Tareas pendientes
1. Repite tal cual, en el texto sobre el libro de Robert Kaplan, el fragmento que comienza con las palabras "Su influencia política" y termina con "de la acción.".
2. Prosigue el texto sobre el libro de Robert Kaplan a partir del punto en que se detiene.

La Política de los Guerreros
Robert Kaplan es un periodista norteamericano que escribe habitualmente en la revista The Atlantic Montly, autor de varios libros y consultor de la US Army Special Forces Regiment. En Enero publicó su último libro, que en español se traduce como La Política de los Guerreros, Por Qué el Liderazgo Demanda un Ethos Pagano, editado en Chile con el título El Retorno de la Antigüedad.
Su influencia política e intelectual se ha incrementado luego de anticipar varios de los conflictos mundiales del último tiempo, en particular de los Balcanes y del complejo Afganistán-Pakistán.
El texto de Kaplan ofrece una novedosa mirada sobre la inestabilidad e incertidumbre del actual orden mundial y, al mismo tiempo, plantea asuntos claves de ética política, sobre todo de una ética de la acción.
Kaplan afirma una perspectiva general “pesimista” de ver el mundo. Las nociones de pesimismo constructivo, escepticismo y sentido trágico de la vida cruzan toda su obra. Acoge de esta manera una tradición del pensamiento que viene de Tucídides, Maquiavelo, Hobbes y, contemporáneamente, de Isaiah Berlin, hasta empalmar con el realismo, predominantemente anglosajón, en política exterior.

Listado

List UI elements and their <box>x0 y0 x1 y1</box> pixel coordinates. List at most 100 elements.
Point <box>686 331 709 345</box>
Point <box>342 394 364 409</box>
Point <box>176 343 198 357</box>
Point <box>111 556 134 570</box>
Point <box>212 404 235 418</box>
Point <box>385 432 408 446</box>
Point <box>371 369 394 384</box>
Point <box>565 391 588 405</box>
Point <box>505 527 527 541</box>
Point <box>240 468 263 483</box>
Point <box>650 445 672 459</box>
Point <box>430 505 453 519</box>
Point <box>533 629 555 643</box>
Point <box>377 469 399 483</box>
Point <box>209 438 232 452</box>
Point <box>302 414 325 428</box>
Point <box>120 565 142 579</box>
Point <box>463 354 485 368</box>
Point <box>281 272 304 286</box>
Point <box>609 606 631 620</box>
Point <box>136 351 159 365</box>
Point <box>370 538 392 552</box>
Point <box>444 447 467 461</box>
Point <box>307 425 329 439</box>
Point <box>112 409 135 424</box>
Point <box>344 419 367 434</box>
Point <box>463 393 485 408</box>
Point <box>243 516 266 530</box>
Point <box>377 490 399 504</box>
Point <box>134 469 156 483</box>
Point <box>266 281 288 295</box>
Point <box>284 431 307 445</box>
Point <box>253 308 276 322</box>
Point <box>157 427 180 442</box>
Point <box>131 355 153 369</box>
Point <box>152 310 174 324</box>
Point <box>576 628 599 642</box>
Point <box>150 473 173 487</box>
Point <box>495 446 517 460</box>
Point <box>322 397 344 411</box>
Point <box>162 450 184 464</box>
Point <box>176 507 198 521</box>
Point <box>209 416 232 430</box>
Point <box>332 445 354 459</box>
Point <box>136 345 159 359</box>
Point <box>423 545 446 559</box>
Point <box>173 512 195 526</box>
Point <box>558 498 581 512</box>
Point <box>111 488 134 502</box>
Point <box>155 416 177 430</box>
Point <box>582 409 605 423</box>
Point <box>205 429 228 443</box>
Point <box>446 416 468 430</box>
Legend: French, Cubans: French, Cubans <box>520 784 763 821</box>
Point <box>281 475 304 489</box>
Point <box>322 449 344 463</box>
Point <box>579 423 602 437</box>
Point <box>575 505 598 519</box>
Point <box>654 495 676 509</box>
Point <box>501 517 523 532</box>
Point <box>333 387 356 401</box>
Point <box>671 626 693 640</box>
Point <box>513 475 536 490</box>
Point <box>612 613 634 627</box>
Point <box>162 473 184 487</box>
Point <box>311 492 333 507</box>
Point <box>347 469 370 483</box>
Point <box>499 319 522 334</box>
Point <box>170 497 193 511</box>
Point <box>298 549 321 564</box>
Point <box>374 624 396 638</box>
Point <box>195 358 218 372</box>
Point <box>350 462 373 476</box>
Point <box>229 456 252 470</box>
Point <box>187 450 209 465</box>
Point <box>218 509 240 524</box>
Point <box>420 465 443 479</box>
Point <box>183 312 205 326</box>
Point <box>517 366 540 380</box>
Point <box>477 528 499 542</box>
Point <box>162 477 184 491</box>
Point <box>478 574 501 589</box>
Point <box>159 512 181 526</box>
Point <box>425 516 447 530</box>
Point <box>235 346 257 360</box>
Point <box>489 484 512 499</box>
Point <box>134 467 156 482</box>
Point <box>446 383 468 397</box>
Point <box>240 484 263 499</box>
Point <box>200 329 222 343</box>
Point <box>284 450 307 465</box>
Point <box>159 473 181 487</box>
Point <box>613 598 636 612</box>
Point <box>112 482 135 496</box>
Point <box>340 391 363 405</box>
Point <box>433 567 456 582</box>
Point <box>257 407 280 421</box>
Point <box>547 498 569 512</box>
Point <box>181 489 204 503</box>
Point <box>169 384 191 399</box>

Respuestas
1.
Su influencia política e intelectual se ha incrementado luego de anticipar varios de los conflictos mundiales del último tiempo, en particular de los Balcanes y del complejo Afganistán-Pakistán.
El texto de Kaplan ofrece una novedosa mirada sobre la inestabilidad e incertidumbre del actual orden mundial y, al mismo tiempo, plantea asuntos claves de ética política, sobre todo de una ética de la acción.

2.
Un elemento central de esta visión es considerar al ser humano como una especie imperfecta, egoísta y peligrosa. Para Kaplan no se trata de un simple nihilismo. Por el contrario, le parece una visión realista, y la única que puede fundar un real espíritu constructivo. El sostiene que la visión moderna que afirma el ideal del “progreso” como evolución inevitable de la humanidad y de un hombre que se perfecciona moralmente, ha sido fuente de las peores atrocidades políticas.
Esbozaremos aquí tres ejes y derivaciones de la visión de Kaplan.
Primero, el mundo que viene no será mejor del que vivimos en el siglo XX.
Los peligros políticos de desorden y anarquía mundiales están provocados principalmente por la propia dinámica excluyente del capitalismo global. Para Kaplan la primera consecuencia de la globalización es la división más clara en dos clases: la de los nuevos ricos emprendedores y un nuevo sub-proletariado que habitará asentamientos en expansión rodeando las grandes ciudades de Africa, Eurasia y América del Sur.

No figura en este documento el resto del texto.